Supplied data:
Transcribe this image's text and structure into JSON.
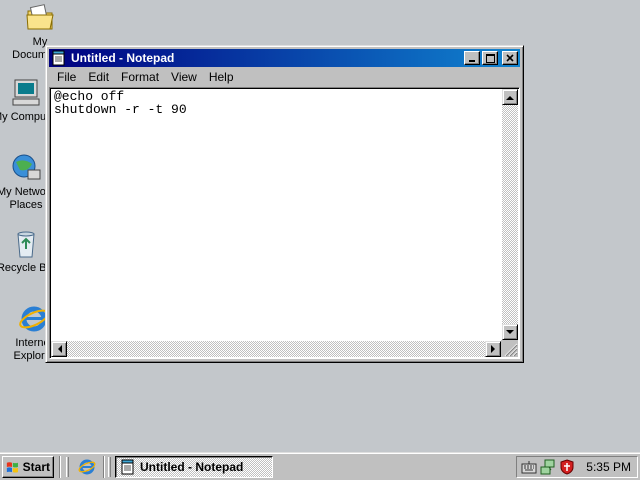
{
  "desktop": {
    "icons": [
      {
        "label": "My Documents",
        "icon": "folder-documents-icon"
      },
      {
        "label": "My Computer",
        "icon": "computer-icon"
      },
      {
        "label": "My Network\nPlaces",
        "icon": "network-icon"
      },
      {
        "label": "Recycle Bin",
        "icon": "recycle-bin-icon"
      },
      {
        "label": "Internet\nExplorer",
        "icon": "internet-explorer-icon"
      }
    ]
  },
  "window": {
    "title": "Untitled - Notepad",
    "buttons": {
      "minimize": "_",
      "maximize": "□",
      "close": "×"
    },
    "menu": [
      "File",
      "Edit",
      "Format",
      "View",
      "Help"
    ],
    "content": "@echo off\nshutdown -r -t 90"
  },
  "taskbar": {
    "start_label": "Start",
    "task_label": "Untitled - Notepad",
    "clock": "5:35 PM"
  },
  "colors": {
    "desktop": "#c3c7cb",
    "titlebar_start": "#000080",
    "titlebar_end": "#1084d0",
    "face": "#c0c0c0"
  }
}
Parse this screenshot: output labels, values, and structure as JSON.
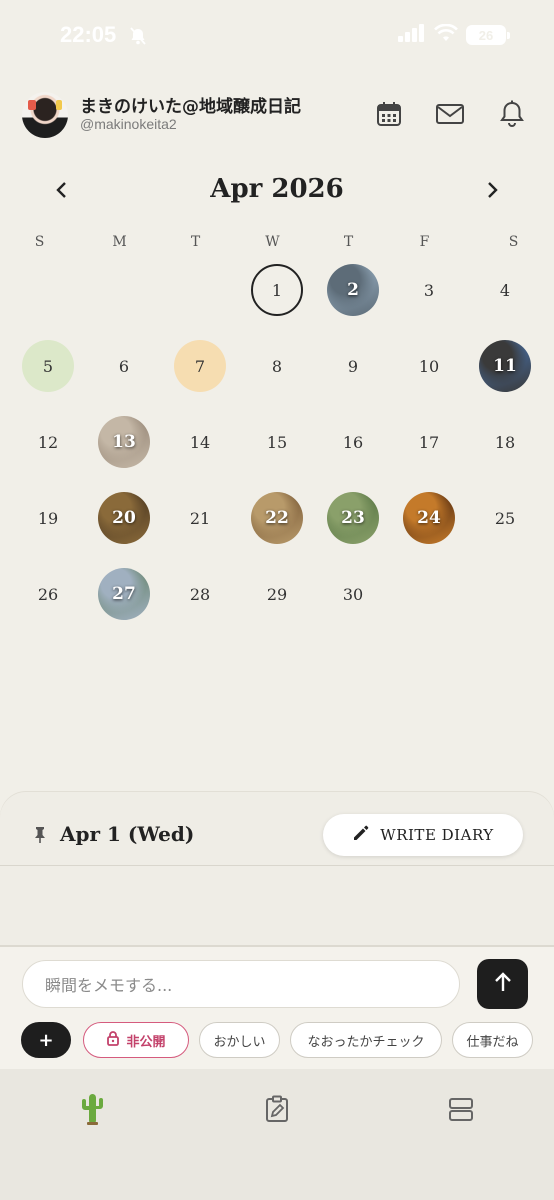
{
  "status_bar": {
    "time": "22:05",
    "battery": "26"
  },
  "profile": {
    "name": "まきのけいた@地域醸成日記",
    "handle": "@makinokeita2"
  },
  "calendar": {
    "month_title": "Apr 2026",
    "weekdays": [
      "S",
      "M",
      "T",
      "W",
      "T",
      "F",
      "S"
    ],
    "weeks": [
      [
        null,
        null,
        null,
        {
          "day": "1",
          "style": "today"
        },
        {
          "day": "2",
          "style": "photo",
          "photo_colors": [
            "#9fb6c9",
            "#5d6c78"
          ]
        },
        {
          "day": "3"
        },
        {
          "day": "4"
        }
      ],
      [
        {
          "day": "5",
          "style": "green"
        },
        {
          "day": "6"
        },
        {
          "day": "7",
          "style": "orange"
        },
        {
          "day": "8"
        },
        {
          "day": "9"
        },
        {
          "day": "10"
        },
        {
          "day": "11",
          "style": "photo",
          "photo_colors": [
            "#4a78b7",
            "#3a3a3a"
          ]
        }
      ],
      [
        {
          "day": "12"
        },
        {
          "day": "13",
          "style": "photo",
          "photo_colors": [
            "#8a7a6a",
            "#c4b7a6"
          ]
        },
        {
          "day": "14"
        },
        {
          "day": "15"
        },
        {
          "day": "16"
        },
        {
          "day": "17"
        },
        {
          "day": "18"
        }
      ],
      [
        {
          "day": "19"
        },
        {
          "day": "20",
          "style": "photo",
          "photo_colors": [
            "#3a2a1a",
            "#8a6a3a"
          ]
        },
        {
          "day": "21"
        },
        {
          "day": "22",
          "style": "photo",
          "photo_colors": [
            "#6a4a2a",
            "#b89a6a"
          ]
        },
        {
          "day": "23",
          "style": "photo",
          "photo_colors": [
            "#4a6a3a",
            "#8aa06a"
          ]
        },
        {
          "day": "24",
          "style": "photo",
          "photo_colors": [
            "#3a1a0a",
            "#c47a2a"
          ]
        },
        {
          "day": "25"
        }
      ],
      [
        {
          "day": "26"
        },
        {
          "day": "27",
          "style": "photo",
          "photo_colors": [
            "#5a7a5a",
            "#a0b0c0"
          ]
        },
        {
          "day": "28"
        },
        {
          "day": "29"
        },
        {
          "day": "30"
        },
        null,
        null
      ]
    ]
  },
  "selected": {
    "date_label": "Apr 1 (Wed)",
    "write_button": "WRITE DIARY"
  },
  "composer": {
    "placeholder": "瞬間をメモする...",
    "add_label": "+",
    "chips": [
      "非公開",
      "おかしい",
      "なおったかチェック",
      "仕事だね"
    ]
  },
  "colors": {
    "background": "#F1EFE8",
    "today_ring": "#222222",
    "green_mark": "#DCE8C9",
    "orange_mark": "#F6DDB1",
    "private_chip": "#C3426B",
    "send_button": "#1E1E1E"
  },
  "icons": {
    "header": [
      "calendar-icon",
      "mail-icon",
      "bell-icon"
    ],
    "tabs": [
      "cactus-icon",
      "edit-icon",
      "list-icon"
    ]
  }
}
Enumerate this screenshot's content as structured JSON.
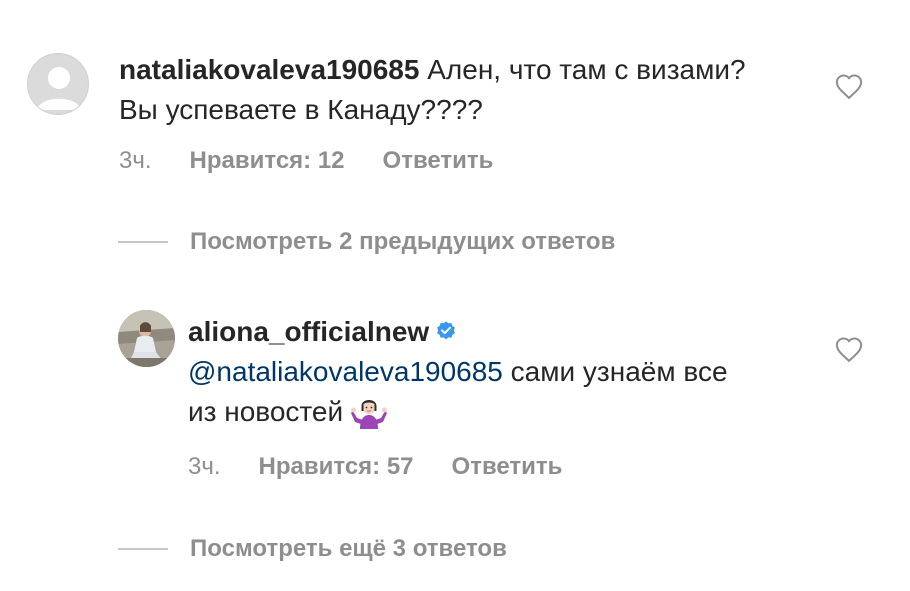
{
  "comments": [
    {
      "username": "nataliakovaleva190685",
      "text": " Ален, что там с визами? Вы успеваете в Канаду????",
      "time": "3ч.",
      "likes": "Нравится: 12",
      "reply_label": "Ответить",
      "view_replies": "Посмотреть 2 предыдущих ответов"
    },
    {
      "username": "aliona_officialnew",
      "verified": true,
      "mention": "@nataliakovaleva190685",
      "text": "  сами узнаём все из новостей",
      "emoji": "person-shrugging-emoji",
      "time": "3ч.",
      "likes": "Нравится: 57",
      "reply_label": "Ответить",
      "view_replies": "Посмотреть ещё 3 ответов"
    }
  ],
  "icons": {
    "like": "heart-icon",
    "verified": "verified-badge-icon"
  },
  "colors": {
    "text": "#262626",
    "secondary": "#8e8e8e",
    "mention": "#00376b",
    "verified": "#3897f0"
  }
}
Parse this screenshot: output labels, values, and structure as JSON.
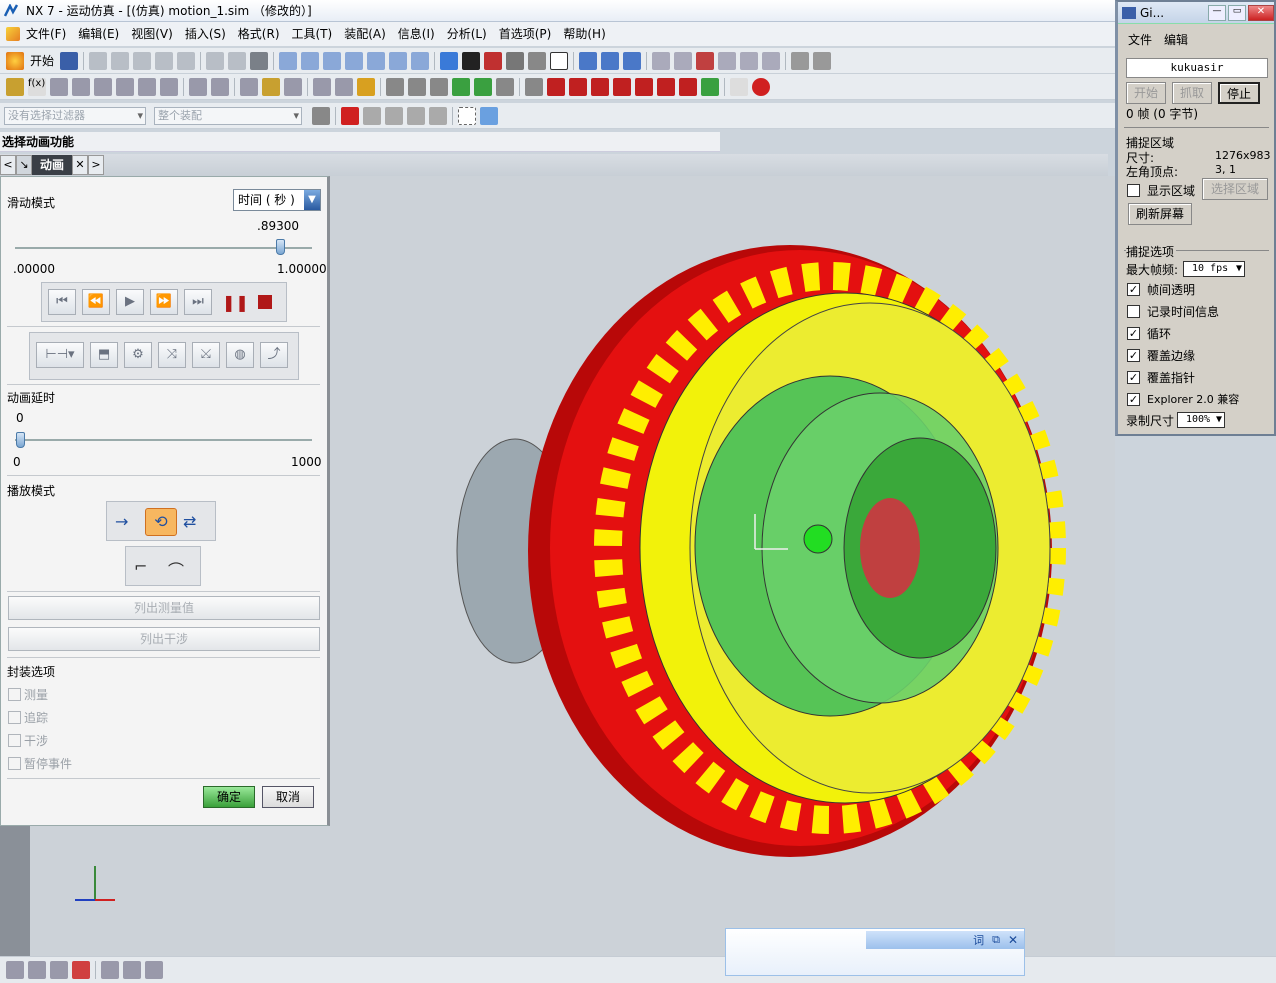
{
  "titlebar": {
    "title": "NX 7 - 运动仿真 - [(仿真) motion_1.sim （修改的）]"
  },
  "menubar": {
    "items": [
      "文件(F)",
      "编辑(E)",
      "视图(V)",
      "插入(S)",
      "格式(R)",
      "工具(T)",
      "装配(A)",
      "信息(I)",
      "分析(L)",
      "首选项(P)",
      "帮助(H)"
    ]
  },
  "toolbar1": {
    "start_label": "开始"
  },
  "toolbar3": {
    "filter_placeholder": "没有选择过滤器",
    "assembly_placeholder": "整个装配"
  },
  "panel": {
    "title": "选择动画功能",
    "tab_label": "动画",
    "tab_prev": "<",
    "tab_next": ">"
  },
  "dialog": {
    "slide_mode_label": "滑动模式",
    "slide_mode_value": "时间 ( 秒 )",
    "slider_value": ".89300",
    "slider_position": 0.893,
    "slider_min": ".00000",
    "slider_max": "1.00000",
    "delay_label": "动画延时",
    "delay_value": "0",
    "delay_min": "0",
    "delay_max": "1000",
    "delay_position": 0,
    "play_mode_label": "播放模式",
    "list_measure_label": "列出测量值",
    "list_interference_label": "列出干涉",
    "envelope_label": "封装选项",
    "envelope_options": [
      "测量",
      "追踪",
      "干涉",
      "暂停事件"
    ],
    "ok_label": "确定",
    "cancel_label": "取消"
  },
  "capture": {
    "title": "Gi...",
    "menu": [
      "文件",
      "编辑"
    ],
    "banner": "kukuasir",
    "start_label": "开始",
    "grab_label": "抓取",
    "stop_label": "停止",
    "frames_text": "0 帧 (0 字节)",
    "region_header": "捕捉区域",
    "size_label": "尺寸:",
    "size_value": "1276x983",
    "corner_label": "左角顶点:",
    "corner_value": "3, 1",
    "show_region_label": "显示区域",
    "select_region_label": "选择区域",
    "refresh_label": "刷新屏幕",
    "options_header": "捕捉选项",
    "fps_label": "最大帧频:",
    "fps_value": "10 fps",
    "options": [
      {
        "label": "帧间透明",
        "checked": true
      },
      {
        "label": "记录时间信息",
        "checked": false
      },
      {
        "label": "循环",
        "checked": true
      },
      {
        "label": "覆盖边缘",
        "checked": true
      },
      {
        "label": "覆盖指针",
        "checked": true
      },
      {
        "label": "Explorer 2.0 兼容",
        "checked": true
      }
    ],
    "record_size_label": "录制尺寸",
    "record_size_value": "100%"
  },
  "ime": {
    "label": "词"
  },
  "colors": {
    "gear_red": "#e01010",
    "gear_yellow": "#f2f20a",
    "gear_green": "#40c040",
    "accent_blue": "#2a6ab0"
  }
}
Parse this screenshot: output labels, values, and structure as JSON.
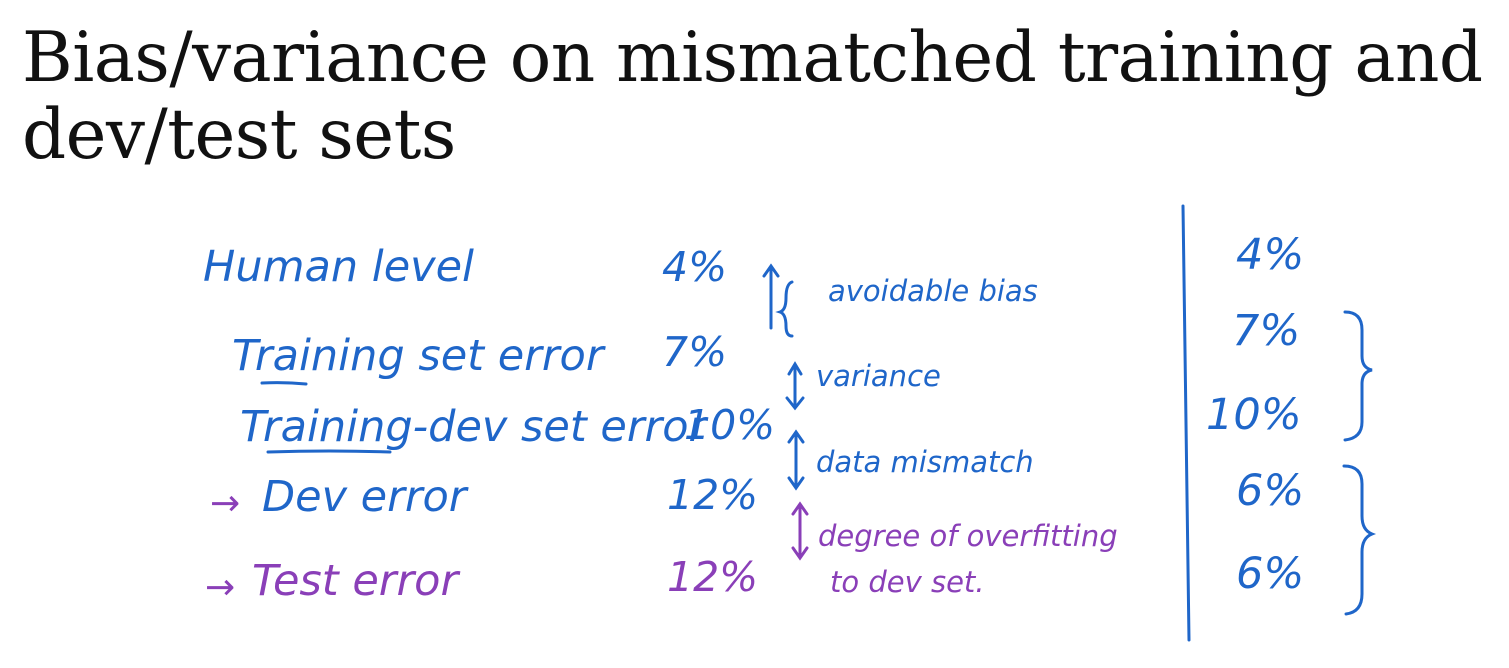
{
  "slide": {
    "title_line1": "Bias/variance on mismatched training and",
    "title_line2": "dev/test sets"
  },
  "handwriting": {
    "rows": [
      {
        "label": "Human level",
        "value": "4%"
      },
      {
        "label": "Training set error",
        "value": "7%"
      },
      {
        "label": "Training-dev set error",
        "value": "10%"
      },
      {
        "label": "Dev error",
        "value": "12%",
        "marker": "→"
      },
      {
        "label": "Test error",
        "value": "12%",
        "marker": "→"
      }
    ],
    "gaps": [
      {
        "text": "avoidable bias"
      },
      {
        "text": "variance"
      },
      {
        "text": "data mismatch"
      },
      {
        "text": "degree of overfitting",
        "text2": "to dev set."
      }
    ],
    "right_values": [
      "4%",
      "7%",
      "10%",
      "6%",
      "6%"
    ],
    "colors": {
      "blue": "#1f66c9",
      "purple": "#8a3fb8",
      "ink": "#111111"
    }
  }
}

Given request: Filter the records above for lines containing the word "ответов", and copy those lines.

Correct result:
      "view_replies": "Посмотреть 2 предыдущих ответов"
      "view_replies": "Посмотреть ещё 3 ответов"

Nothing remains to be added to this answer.